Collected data

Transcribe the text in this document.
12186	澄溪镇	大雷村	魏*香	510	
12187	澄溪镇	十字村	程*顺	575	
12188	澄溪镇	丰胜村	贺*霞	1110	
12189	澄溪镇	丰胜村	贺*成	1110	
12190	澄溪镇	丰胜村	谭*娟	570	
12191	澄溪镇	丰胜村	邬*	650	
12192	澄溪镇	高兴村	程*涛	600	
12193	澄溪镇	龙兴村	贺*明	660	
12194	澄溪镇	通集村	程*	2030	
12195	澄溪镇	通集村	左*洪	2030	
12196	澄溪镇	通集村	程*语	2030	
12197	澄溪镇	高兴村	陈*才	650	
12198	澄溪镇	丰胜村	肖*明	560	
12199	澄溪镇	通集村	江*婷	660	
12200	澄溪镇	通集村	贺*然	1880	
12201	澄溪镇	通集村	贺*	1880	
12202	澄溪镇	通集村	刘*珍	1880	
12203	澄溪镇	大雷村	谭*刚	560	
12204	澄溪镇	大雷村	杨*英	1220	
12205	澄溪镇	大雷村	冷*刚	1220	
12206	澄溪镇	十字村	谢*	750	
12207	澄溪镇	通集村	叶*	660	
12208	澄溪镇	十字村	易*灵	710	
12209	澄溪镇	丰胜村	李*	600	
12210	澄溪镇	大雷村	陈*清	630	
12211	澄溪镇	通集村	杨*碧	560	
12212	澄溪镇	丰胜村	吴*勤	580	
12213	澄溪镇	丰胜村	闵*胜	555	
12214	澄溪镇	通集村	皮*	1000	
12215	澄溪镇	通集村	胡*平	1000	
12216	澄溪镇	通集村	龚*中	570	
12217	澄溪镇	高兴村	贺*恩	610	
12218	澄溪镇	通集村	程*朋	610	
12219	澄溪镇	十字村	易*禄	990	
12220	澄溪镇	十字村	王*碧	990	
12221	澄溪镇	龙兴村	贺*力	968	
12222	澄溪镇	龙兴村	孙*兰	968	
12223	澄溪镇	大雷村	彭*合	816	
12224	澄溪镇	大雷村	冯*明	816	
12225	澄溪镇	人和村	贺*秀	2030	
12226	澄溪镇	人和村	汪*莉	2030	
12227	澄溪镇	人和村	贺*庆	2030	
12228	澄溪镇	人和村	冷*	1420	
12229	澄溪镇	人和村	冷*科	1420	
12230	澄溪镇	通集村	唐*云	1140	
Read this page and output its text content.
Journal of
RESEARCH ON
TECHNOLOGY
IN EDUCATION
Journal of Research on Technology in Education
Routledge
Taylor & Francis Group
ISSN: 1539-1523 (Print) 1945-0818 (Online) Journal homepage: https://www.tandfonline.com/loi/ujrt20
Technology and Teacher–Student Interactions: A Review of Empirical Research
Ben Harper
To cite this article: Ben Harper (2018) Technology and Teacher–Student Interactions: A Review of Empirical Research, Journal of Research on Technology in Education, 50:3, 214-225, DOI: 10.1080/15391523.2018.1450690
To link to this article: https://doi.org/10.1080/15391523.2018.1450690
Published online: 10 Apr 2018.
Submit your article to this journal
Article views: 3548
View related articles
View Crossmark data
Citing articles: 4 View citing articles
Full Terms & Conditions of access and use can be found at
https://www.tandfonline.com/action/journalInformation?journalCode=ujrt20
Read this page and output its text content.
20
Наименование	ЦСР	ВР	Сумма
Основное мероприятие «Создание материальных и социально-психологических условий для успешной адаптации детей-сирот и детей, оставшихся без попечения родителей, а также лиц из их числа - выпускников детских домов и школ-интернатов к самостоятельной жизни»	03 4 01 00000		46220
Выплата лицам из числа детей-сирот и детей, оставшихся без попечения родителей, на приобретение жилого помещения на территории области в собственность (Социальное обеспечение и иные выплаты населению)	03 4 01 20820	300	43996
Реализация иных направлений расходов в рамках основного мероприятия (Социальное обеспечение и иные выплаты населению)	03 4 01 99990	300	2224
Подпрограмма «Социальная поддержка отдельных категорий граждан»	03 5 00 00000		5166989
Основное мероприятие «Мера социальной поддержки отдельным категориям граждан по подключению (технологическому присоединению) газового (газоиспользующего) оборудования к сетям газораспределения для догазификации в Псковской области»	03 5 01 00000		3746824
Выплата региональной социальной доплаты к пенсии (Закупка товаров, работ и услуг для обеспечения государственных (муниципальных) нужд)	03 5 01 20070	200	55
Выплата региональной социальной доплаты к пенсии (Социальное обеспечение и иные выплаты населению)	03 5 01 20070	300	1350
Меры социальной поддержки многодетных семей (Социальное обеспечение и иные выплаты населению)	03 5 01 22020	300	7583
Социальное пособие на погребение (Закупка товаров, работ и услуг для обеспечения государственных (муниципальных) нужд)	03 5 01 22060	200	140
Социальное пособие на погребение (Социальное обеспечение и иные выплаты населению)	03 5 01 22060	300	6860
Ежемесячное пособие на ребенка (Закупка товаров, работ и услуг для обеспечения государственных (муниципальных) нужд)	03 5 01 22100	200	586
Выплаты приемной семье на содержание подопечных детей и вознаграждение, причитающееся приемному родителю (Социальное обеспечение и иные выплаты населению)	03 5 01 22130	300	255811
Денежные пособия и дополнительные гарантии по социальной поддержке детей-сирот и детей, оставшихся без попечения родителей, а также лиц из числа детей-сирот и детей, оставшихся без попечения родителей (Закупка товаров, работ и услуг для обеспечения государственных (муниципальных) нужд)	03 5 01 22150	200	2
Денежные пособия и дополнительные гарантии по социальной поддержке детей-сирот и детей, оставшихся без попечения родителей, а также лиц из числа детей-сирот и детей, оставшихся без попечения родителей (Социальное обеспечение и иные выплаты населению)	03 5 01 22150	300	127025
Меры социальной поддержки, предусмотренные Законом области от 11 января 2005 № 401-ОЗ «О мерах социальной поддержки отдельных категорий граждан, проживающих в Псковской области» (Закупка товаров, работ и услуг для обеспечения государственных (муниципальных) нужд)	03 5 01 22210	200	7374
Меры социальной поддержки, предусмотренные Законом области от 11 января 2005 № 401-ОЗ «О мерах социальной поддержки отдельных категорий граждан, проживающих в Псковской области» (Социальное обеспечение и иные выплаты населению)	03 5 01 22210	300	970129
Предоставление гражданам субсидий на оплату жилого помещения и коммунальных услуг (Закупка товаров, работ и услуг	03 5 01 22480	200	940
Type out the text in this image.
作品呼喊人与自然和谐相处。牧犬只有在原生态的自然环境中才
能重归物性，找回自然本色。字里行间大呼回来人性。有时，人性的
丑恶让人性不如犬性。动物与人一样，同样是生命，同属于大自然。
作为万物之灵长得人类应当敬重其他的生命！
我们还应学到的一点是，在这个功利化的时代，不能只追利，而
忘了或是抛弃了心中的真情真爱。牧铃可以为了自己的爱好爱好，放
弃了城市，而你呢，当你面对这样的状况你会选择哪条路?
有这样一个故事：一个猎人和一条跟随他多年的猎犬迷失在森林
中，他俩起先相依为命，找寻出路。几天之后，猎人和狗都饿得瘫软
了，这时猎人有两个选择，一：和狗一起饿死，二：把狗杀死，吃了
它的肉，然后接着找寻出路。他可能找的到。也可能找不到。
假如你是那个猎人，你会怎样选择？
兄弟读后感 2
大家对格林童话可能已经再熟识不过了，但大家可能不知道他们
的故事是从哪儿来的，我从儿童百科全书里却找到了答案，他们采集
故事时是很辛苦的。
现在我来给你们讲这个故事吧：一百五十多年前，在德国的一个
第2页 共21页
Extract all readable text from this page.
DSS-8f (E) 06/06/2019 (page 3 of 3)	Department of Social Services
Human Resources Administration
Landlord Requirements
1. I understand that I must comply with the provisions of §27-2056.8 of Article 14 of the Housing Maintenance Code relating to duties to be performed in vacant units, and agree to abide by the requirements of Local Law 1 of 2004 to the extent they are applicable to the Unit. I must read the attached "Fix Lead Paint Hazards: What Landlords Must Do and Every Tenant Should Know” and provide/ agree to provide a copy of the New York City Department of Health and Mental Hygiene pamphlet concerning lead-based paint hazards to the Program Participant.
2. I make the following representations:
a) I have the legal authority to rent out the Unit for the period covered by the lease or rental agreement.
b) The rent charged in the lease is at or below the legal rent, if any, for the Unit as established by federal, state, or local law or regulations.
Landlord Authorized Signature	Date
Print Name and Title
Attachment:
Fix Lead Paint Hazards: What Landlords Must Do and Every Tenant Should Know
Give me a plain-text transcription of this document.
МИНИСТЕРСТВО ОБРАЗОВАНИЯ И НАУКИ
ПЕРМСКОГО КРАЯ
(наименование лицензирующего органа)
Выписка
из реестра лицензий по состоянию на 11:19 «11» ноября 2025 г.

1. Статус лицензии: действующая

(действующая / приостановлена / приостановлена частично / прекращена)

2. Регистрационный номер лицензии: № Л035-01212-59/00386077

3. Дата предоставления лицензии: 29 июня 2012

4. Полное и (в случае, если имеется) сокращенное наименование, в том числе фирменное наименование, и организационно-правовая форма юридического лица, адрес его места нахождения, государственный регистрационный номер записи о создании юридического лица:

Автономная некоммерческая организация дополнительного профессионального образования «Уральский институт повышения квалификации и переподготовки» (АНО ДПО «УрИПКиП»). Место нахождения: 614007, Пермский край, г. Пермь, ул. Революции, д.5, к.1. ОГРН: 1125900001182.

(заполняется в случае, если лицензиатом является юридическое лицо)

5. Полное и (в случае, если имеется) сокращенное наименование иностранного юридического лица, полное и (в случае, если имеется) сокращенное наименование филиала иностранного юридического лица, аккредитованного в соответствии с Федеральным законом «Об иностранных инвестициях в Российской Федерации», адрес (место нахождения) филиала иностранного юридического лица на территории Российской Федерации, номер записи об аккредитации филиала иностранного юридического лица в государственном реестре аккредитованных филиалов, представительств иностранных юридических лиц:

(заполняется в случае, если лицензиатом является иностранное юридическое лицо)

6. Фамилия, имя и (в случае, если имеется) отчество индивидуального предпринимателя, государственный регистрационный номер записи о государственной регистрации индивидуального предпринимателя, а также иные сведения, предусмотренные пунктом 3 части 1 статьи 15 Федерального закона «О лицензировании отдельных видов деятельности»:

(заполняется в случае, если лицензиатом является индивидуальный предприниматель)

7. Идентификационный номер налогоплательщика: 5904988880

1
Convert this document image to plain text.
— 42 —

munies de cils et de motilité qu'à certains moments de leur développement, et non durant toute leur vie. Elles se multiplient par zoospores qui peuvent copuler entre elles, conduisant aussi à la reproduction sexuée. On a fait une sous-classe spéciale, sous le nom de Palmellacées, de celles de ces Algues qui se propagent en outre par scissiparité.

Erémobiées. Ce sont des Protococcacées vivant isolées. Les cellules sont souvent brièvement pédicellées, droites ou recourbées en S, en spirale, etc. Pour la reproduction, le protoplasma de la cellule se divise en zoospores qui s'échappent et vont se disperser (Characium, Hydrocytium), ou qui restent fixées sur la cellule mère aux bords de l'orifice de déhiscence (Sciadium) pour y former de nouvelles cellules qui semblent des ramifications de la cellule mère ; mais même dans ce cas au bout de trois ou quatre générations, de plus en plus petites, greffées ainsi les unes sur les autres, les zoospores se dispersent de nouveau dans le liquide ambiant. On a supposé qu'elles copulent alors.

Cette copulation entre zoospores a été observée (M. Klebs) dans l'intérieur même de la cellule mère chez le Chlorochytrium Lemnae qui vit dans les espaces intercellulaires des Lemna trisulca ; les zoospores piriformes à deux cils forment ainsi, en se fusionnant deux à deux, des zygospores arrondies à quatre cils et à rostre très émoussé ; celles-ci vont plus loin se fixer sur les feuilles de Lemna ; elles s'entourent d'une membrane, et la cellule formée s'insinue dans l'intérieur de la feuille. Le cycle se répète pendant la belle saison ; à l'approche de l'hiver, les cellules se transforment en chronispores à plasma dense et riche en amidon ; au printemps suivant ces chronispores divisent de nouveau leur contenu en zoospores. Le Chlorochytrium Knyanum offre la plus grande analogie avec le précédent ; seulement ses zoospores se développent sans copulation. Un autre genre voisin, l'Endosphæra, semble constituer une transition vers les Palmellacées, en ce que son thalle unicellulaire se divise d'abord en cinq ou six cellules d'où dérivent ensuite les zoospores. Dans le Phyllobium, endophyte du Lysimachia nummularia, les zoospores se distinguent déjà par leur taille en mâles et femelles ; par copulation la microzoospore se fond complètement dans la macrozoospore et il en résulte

__SET PROBLEM__:
Copy each line that holds the word "articles".

__RESULT__:
View related articles
Citing articles: 4 View citing articles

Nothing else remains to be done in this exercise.